>> START Material supplied

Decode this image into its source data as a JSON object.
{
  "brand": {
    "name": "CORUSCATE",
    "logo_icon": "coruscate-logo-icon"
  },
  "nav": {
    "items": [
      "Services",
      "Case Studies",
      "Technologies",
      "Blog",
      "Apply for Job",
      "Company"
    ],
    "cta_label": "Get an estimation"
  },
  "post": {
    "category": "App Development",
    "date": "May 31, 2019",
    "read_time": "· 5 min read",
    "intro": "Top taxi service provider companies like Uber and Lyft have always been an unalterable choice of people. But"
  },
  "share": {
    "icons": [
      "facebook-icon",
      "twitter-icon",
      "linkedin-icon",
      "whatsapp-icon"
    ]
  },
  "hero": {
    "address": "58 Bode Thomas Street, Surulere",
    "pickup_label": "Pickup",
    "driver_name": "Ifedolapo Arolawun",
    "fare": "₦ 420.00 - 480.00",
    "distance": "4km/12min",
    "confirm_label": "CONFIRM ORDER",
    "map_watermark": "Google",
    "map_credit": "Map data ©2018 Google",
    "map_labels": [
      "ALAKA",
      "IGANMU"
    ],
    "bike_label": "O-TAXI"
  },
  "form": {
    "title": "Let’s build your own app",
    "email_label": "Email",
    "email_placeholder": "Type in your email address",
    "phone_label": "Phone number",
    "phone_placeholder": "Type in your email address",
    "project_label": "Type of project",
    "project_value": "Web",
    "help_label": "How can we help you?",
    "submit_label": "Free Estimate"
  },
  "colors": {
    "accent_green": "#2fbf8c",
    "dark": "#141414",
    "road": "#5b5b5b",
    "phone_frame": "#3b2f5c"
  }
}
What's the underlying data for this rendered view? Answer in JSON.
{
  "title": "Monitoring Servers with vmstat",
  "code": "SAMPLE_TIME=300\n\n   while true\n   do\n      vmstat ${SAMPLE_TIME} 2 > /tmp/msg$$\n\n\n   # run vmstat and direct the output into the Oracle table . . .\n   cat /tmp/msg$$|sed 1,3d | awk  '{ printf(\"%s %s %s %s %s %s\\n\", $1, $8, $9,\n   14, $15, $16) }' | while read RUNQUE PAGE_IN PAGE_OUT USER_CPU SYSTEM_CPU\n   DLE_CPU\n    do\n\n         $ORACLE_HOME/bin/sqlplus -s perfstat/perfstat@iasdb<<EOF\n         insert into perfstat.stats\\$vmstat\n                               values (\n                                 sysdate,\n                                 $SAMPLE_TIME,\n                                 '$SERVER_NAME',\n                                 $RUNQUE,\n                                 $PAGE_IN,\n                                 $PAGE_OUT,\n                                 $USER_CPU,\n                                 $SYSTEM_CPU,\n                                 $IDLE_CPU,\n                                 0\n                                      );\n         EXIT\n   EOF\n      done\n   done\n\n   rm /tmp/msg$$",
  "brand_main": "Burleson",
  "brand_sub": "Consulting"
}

>> END Material supplied

◆ **What this task involves**: Using the listing above, return all lines where the word "Type" occurs.

◆ **Complete response**:
    "email_placeholder": "Type in your email address",
    "phone_placeholder": "Type in your email address",
    "project_label": "Type of project",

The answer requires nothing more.